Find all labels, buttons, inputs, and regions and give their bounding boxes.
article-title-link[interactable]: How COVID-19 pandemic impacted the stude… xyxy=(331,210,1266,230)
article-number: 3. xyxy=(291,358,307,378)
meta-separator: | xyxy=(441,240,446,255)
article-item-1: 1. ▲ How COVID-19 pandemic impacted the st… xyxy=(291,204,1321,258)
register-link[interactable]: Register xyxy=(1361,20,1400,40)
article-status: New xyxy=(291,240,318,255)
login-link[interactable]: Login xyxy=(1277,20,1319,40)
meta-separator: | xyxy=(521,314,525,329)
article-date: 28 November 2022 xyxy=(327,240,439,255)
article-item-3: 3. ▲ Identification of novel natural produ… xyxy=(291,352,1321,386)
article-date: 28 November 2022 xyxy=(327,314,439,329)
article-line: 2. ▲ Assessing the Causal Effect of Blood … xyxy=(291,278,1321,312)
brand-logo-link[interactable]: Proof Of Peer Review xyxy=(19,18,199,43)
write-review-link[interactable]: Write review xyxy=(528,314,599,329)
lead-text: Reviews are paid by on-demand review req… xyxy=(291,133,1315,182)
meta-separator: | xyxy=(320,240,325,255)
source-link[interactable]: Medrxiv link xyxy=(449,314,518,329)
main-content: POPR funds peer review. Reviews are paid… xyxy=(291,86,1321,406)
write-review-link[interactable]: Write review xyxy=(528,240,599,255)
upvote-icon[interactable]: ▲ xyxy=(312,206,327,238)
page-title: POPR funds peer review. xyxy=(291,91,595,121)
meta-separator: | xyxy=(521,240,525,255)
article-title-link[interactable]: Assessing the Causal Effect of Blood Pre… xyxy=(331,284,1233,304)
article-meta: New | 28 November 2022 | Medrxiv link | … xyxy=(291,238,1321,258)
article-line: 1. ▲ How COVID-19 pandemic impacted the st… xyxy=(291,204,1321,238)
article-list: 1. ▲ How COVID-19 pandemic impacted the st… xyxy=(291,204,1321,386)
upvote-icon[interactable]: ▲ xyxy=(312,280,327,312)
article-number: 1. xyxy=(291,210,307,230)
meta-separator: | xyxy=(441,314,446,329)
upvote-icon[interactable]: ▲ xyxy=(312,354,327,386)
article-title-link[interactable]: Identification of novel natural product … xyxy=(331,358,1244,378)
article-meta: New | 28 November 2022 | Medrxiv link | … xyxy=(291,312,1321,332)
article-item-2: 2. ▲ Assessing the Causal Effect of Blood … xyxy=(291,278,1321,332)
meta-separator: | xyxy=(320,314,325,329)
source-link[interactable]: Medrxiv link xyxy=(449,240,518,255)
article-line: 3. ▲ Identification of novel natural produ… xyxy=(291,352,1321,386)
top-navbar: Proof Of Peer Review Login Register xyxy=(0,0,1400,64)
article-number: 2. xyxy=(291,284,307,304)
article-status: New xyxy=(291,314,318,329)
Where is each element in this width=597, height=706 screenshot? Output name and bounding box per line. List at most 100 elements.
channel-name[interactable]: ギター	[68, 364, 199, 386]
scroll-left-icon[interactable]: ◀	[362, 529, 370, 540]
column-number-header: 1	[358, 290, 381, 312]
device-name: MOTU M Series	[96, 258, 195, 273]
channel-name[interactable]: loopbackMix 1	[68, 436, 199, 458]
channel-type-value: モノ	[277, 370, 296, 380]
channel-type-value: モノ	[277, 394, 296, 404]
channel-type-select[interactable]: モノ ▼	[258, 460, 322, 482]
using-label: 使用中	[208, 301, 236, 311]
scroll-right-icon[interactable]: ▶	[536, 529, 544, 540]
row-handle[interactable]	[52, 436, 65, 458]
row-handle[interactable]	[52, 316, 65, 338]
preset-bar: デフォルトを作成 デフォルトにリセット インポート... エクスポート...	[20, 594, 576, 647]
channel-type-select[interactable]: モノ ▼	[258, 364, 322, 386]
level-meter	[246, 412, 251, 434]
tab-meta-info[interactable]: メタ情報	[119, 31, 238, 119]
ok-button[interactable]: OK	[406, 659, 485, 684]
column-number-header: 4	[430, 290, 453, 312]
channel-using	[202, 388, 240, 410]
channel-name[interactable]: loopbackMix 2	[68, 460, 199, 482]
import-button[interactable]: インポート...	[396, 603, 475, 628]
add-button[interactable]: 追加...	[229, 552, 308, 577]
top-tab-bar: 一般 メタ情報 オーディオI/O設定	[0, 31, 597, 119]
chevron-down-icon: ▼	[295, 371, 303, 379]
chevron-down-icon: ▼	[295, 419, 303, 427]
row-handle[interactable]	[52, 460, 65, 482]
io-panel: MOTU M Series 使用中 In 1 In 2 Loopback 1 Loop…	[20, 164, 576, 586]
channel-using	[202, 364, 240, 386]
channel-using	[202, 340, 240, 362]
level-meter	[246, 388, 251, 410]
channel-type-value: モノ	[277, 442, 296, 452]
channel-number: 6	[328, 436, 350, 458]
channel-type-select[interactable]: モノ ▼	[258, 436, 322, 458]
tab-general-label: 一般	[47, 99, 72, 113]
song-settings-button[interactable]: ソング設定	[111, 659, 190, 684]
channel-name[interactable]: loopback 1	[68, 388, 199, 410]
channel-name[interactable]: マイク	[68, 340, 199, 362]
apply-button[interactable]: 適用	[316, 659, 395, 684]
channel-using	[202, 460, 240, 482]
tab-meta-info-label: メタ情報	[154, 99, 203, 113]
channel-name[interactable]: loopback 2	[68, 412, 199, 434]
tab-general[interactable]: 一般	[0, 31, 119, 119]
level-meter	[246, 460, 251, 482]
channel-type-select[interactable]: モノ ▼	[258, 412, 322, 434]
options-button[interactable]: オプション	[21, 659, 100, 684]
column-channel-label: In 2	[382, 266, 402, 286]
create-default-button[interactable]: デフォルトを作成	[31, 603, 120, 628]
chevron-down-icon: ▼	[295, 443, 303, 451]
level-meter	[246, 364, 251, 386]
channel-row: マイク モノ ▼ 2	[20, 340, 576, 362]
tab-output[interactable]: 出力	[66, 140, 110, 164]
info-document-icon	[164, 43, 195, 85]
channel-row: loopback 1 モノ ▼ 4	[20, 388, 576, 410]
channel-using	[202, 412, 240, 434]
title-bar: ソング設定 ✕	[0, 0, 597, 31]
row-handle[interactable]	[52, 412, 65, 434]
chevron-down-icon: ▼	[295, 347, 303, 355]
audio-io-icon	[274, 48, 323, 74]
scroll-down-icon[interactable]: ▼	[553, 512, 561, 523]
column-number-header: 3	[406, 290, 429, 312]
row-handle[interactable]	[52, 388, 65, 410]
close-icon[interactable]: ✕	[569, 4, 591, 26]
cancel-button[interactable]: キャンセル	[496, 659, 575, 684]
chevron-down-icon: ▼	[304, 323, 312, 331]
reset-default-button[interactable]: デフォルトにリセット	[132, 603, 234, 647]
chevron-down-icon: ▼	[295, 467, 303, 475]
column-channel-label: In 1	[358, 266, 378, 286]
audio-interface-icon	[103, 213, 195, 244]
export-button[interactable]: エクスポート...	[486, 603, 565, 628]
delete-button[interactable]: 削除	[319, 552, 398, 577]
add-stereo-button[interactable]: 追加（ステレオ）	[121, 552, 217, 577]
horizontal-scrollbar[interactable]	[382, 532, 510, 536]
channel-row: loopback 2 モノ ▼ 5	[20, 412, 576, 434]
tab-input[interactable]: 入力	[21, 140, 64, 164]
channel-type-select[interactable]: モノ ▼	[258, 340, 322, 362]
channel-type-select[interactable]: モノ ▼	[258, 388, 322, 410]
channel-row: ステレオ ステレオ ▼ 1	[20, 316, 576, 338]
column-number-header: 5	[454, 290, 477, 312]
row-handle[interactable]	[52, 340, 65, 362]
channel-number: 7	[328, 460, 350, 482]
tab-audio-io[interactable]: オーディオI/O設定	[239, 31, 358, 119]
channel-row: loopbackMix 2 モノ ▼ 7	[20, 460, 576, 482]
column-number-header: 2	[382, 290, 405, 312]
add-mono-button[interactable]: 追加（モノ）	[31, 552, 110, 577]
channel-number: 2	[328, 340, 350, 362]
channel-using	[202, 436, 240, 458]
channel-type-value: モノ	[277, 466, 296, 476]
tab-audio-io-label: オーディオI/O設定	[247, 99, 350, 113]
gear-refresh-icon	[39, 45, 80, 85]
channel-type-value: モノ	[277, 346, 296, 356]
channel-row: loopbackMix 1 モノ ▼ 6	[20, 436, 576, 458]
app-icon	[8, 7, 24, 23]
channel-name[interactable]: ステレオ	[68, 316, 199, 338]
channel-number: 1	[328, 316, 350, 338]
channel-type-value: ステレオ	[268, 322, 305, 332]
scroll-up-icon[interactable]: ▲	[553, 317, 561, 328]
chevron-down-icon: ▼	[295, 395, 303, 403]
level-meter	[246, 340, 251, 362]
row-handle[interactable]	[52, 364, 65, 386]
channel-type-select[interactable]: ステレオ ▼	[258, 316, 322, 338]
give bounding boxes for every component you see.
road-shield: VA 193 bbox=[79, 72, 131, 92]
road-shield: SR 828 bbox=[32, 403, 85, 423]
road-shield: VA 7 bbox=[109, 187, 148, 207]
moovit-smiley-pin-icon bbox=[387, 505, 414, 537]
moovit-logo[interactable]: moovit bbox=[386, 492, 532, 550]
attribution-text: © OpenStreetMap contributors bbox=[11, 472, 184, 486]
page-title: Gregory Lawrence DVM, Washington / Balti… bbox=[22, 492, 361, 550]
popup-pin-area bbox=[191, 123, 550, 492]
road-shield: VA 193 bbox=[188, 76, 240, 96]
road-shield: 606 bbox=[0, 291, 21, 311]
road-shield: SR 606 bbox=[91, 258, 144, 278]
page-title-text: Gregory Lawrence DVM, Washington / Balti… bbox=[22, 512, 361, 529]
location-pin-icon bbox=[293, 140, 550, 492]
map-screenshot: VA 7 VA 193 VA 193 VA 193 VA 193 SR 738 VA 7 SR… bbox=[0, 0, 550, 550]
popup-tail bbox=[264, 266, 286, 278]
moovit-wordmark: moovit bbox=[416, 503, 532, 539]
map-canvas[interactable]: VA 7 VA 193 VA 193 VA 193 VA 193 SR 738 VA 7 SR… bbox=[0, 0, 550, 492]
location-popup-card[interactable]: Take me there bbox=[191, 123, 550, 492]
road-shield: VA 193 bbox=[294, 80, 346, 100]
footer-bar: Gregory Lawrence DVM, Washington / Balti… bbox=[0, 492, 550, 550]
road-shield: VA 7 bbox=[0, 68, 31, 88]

Work to be completed
Update the listing from its first line through the line that contains "article-status: New xyxy=(291,240,318,255)", both included, replacing "bounding boxes" with "box coordinates" and leaving everything else unchanged.

Complete output
Find all labels, buttons, inputs, and regions and give their box coordinates.
article-title-link[interactable]: How COVID-19 pandemic impacted the stude… xyxy=(331,210,1266,230)
article-number: 3. xyxy=(291,358,307,378)
meta-separator: | xyxy=(441,240,446,255)
article-item-1: 1. ▲ How COVID-19 pandemic impacted the st… xyxy=(291,204,1321,258)
register-link[interactable]: Register xyxy=(1361,20,1400,40)
article-status: New xyxy=(291,240,318,255)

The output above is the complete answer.